## TASK:
Find the lines in these entries that include the word "quaſi" and state how many there are, with no other words.

※

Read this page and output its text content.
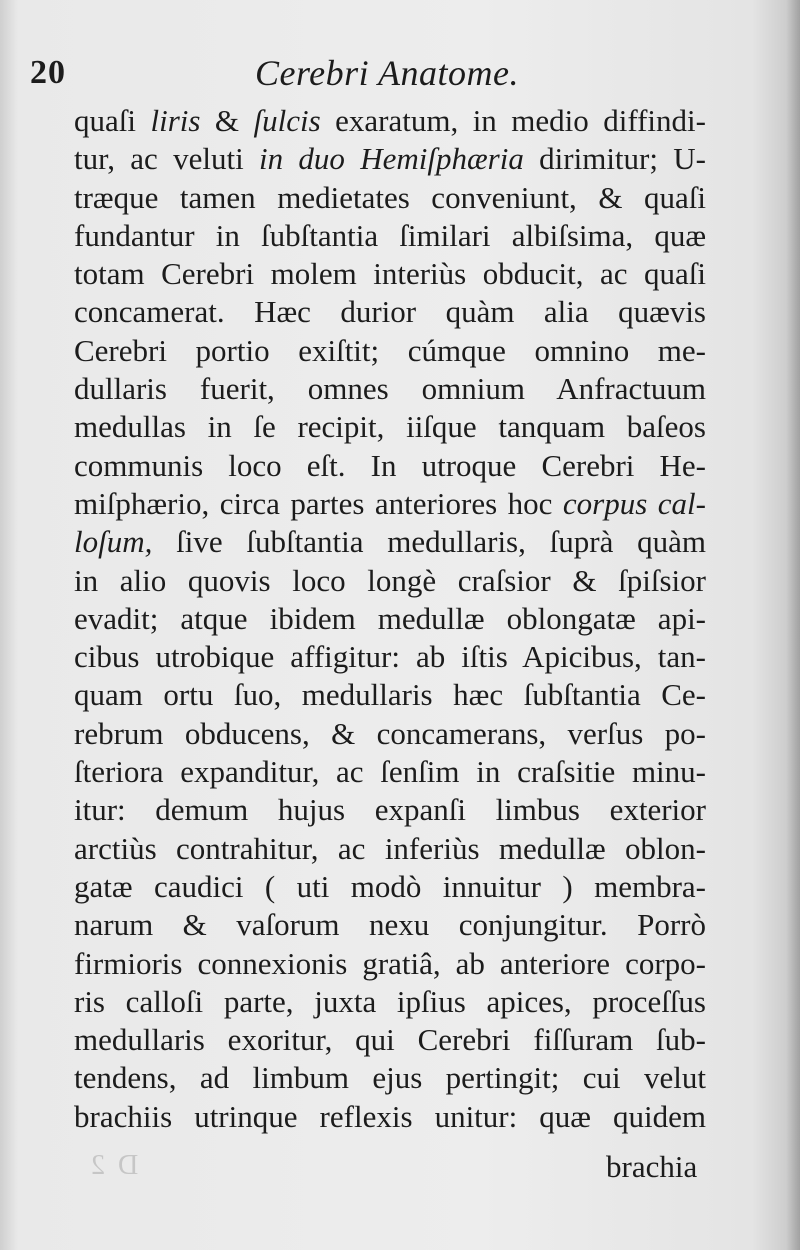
20	Cerebri Anatome.
quaſi liris & ſulcis exaratum, in medio diffindi-
tur, ac veluti in duo Hemiſphæria dirimitur; U-
træque tamen medietates conveniunt, & quaſi
fundantur in ſubſtantia ſimilari albiſsima, quæ
totam Cerebri molem interiùs obducit, ac quaſi
concamerat. Hæc durior quàm alia quævis
Cerebri portio exiſtit; cúmque omnino me-
dullaris fuerit, omnes omnium Anfractuum
medullas in ſe recipit, iiſque tanquam baſeos
communis loco eſt. In utroque Cerebri He-
miſphærio, circa partes anteriores hoc corpus cal-
loſum, ſive ſubſtantia medullaris, ſuprà quàm
in alio quovis loco longè craſsior & ſpiſsior
evadit; atque ibidem medullæ oblongatæ api-
cibus utrobique affigitur: ab iſtis Apicibus, tan-
quam ortu ſuo, medullaris hæc ſubſtantia Ce-
rebrum obducens, & concamerans, verſus po-
ſteriora expanditur, ac ſenſim in craſsitie minu-
itur: demum hujus expanſi limbus exterior
arctiùs contrahitur, ac inferiùs medullæ oblon-
gatæ caudici ( uti modò innuitur ) membra-
narum & vaſorum nexu conjungitur. Porrò
firmioris connexionis gratiâ, ab anteriore corpo-
ris calloſi parte, juxta ipſius apices, proceſſus
medullaris exoritur, qui Cerebri fiſſuram ſub-
tendens, ad limbum ejus pertingit; cui velut
brachiis utrinque reflexis unitur: quæ quidem
D 2	brachia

※

## CORRECT OUTPUT:
3